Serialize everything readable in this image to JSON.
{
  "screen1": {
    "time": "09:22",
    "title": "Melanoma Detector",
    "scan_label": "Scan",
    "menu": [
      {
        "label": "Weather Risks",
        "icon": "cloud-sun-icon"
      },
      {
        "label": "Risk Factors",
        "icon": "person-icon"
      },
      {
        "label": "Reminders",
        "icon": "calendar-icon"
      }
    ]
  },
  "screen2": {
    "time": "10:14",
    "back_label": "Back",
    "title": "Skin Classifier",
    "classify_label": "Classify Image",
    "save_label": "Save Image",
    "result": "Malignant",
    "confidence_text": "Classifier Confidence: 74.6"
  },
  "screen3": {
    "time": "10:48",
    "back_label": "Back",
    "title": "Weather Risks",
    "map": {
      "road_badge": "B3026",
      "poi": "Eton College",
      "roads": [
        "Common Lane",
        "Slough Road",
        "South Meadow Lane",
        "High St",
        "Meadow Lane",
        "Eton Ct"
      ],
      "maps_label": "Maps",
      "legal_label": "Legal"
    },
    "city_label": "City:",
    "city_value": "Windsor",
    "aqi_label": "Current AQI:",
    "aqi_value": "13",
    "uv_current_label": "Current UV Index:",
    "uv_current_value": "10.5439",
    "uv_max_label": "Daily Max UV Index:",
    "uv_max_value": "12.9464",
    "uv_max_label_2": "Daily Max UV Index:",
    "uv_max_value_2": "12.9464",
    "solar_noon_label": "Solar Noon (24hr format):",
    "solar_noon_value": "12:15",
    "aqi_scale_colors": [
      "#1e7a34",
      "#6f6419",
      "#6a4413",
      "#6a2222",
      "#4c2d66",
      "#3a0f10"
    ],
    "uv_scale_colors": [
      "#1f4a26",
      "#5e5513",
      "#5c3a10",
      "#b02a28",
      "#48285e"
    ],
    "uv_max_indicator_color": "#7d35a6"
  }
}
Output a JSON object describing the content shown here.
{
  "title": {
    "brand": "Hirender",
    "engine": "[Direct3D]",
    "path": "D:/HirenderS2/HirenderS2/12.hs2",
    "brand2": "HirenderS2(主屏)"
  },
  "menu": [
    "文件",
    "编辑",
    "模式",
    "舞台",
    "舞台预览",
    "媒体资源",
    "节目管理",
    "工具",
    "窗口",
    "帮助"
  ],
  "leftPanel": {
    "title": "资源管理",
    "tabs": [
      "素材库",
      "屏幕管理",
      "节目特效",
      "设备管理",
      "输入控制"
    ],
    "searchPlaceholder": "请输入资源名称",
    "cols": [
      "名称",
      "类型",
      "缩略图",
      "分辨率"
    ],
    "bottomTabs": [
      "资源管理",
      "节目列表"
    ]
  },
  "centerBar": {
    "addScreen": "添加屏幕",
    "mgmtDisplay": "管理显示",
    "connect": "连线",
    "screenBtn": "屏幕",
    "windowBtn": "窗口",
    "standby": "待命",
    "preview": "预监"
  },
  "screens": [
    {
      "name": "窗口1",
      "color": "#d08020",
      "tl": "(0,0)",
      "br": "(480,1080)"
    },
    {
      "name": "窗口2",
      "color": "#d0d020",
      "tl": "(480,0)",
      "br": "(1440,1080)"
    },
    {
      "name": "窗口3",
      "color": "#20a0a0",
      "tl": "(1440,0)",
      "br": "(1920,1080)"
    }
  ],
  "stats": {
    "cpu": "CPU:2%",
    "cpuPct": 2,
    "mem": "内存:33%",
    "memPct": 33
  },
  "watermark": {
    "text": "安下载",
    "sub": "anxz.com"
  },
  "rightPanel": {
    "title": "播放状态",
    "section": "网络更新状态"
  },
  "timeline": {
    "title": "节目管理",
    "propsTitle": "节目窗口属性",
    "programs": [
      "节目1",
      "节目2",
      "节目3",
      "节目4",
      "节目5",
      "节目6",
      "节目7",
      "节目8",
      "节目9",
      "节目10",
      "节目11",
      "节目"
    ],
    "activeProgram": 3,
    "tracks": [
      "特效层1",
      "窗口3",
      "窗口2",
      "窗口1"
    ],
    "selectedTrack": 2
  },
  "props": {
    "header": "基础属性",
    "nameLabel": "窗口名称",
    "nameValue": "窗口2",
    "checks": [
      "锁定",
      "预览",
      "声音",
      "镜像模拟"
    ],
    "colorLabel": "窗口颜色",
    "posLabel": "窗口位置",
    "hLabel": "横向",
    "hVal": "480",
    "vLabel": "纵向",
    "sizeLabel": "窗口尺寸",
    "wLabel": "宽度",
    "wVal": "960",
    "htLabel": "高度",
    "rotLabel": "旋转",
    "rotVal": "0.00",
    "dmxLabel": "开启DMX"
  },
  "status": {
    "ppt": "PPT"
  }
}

-*-

* DESCRIPTION OF THE TASK *
Scan the entries above for the word "JSON" and collect each line holding it.

* TASK OUTPUT *
Serialize everything readable in this image to JSON.
Output a JSON object describing the content shown here.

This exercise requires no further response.